--- Begin Material shown ---

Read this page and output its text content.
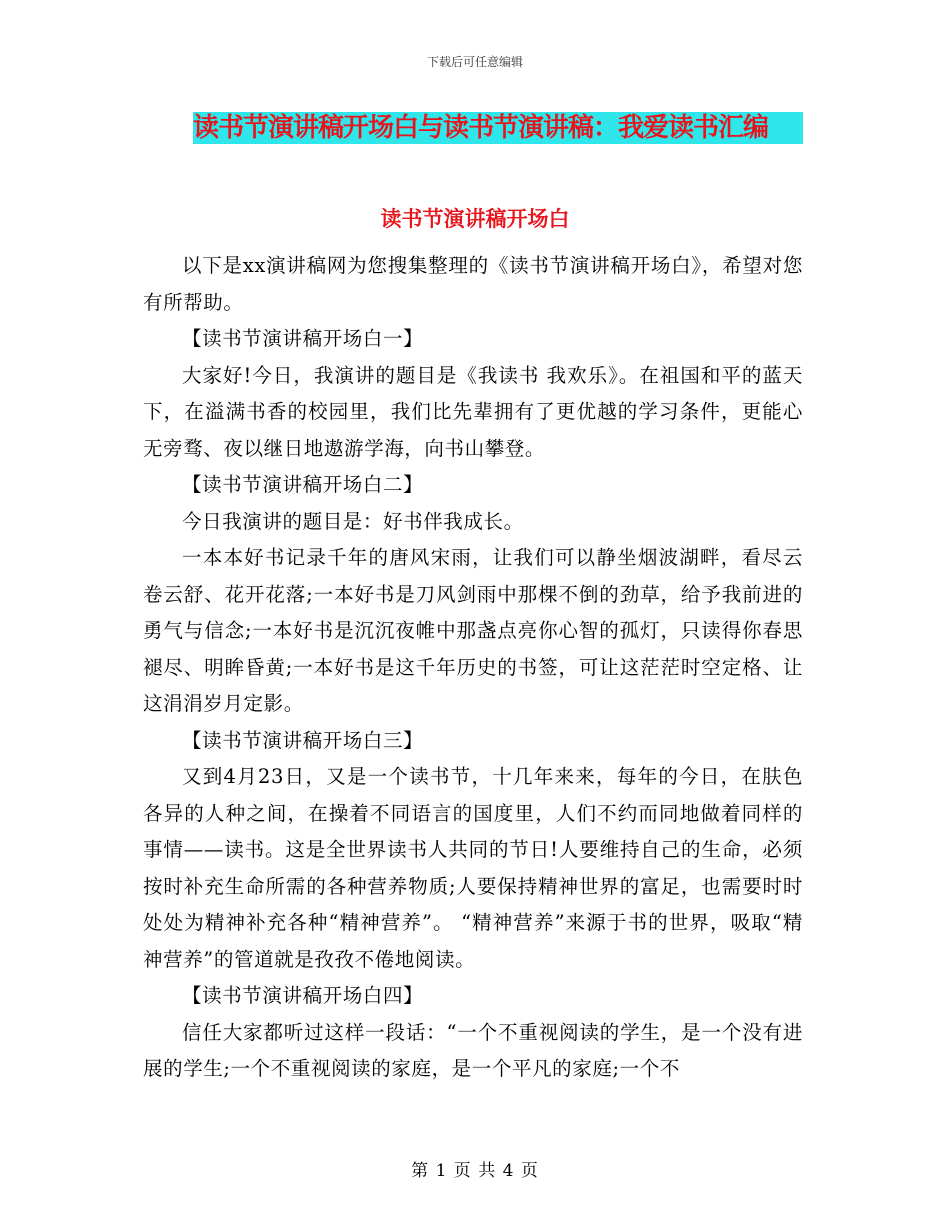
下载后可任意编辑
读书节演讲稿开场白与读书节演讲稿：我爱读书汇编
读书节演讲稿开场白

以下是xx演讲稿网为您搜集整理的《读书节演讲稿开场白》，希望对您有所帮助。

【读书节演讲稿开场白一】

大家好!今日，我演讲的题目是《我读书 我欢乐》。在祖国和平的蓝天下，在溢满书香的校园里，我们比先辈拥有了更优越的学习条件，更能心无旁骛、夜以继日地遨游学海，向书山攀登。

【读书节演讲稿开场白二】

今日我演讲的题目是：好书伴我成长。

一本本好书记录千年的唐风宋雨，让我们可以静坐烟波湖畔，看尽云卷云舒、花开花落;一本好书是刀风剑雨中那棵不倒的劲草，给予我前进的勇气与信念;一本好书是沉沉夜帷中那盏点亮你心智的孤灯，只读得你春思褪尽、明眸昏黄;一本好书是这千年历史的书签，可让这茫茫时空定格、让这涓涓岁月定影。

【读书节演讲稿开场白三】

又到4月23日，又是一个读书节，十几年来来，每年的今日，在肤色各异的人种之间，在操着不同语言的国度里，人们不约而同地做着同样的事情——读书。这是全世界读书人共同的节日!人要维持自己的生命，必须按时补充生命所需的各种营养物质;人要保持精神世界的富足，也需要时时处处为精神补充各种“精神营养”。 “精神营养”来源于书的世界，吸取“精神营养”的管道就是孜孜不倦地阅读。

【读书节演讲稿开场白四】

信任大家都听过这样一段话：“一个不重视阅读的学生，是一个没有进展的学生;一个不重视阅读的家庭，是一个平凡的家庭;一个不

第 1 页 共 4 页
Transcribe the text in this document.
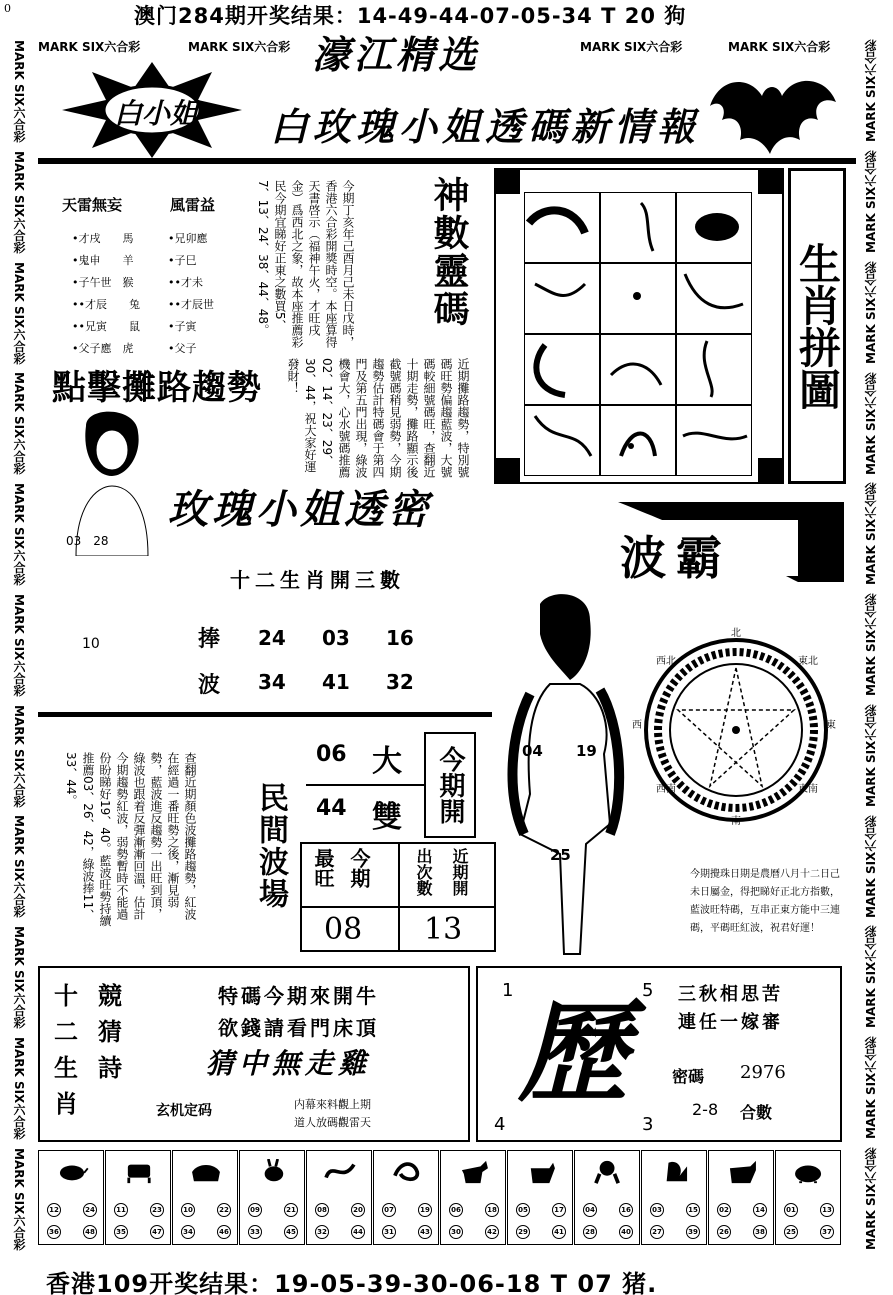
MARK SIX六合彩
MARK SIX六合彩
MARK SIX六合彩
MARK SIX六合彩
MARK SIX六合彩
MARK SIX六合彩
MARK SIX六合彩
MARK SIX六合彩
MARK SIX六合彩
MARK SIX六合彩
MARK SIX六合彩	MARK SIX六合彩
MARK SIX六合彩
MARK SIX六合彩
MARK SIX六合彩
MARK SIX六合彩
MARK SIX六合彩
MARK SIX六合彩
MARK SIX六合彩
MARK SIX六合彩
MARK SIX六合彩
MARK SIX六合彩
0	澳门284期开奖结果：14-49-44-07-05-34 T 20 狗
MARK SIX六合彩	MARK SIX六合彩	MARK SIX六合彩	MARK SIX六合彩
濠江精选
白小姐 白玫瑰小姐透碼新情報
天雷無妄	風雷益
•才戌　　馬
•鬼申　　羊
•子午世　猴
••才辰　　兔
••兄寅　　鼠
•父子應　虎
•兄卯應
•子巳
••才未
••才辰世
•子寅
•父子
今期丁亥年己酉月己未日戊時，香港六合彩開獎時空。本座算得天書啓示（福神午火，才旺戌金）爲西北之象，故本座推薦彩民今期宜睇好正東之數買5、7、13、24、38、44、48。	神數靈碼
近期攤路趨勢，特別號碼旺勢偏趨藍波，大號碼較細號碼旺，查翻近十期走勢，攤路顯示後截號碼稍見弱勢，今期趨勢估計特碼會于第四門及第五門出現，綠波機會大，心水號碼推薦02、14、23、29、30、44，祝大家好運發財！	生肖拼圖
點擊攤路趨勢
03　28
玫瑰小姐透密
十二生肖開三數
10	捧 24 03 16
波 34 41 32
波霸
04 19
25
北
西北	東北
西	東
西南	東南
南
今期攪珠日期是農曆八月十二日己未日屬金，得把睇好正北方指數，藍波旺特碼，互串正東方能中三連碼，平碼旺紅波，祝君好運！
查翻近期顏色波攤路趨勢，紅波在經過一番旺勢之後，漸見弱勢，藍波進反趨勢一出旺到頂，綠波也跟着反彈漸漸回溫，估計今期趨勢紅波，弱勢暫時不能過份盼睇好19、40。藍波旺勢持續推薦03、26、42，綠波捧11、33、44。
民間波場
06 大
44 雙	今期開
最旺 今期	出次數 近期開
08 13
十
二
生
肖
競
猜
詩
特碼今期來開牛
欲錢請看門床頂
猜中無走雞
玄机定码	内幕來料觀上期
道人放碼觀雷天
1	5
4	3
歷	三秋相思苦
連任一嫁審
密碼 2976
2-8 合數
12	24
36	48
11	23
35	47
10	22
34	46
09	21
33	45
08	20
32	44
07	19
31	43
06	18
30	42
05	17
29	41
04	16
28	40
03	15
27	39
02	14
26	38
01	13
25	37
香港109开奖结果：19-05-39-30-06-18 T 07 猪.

--- End Material shown ---

Brief :: Give only the number of lines in the material above where the string "this" appears.

Task response :: 2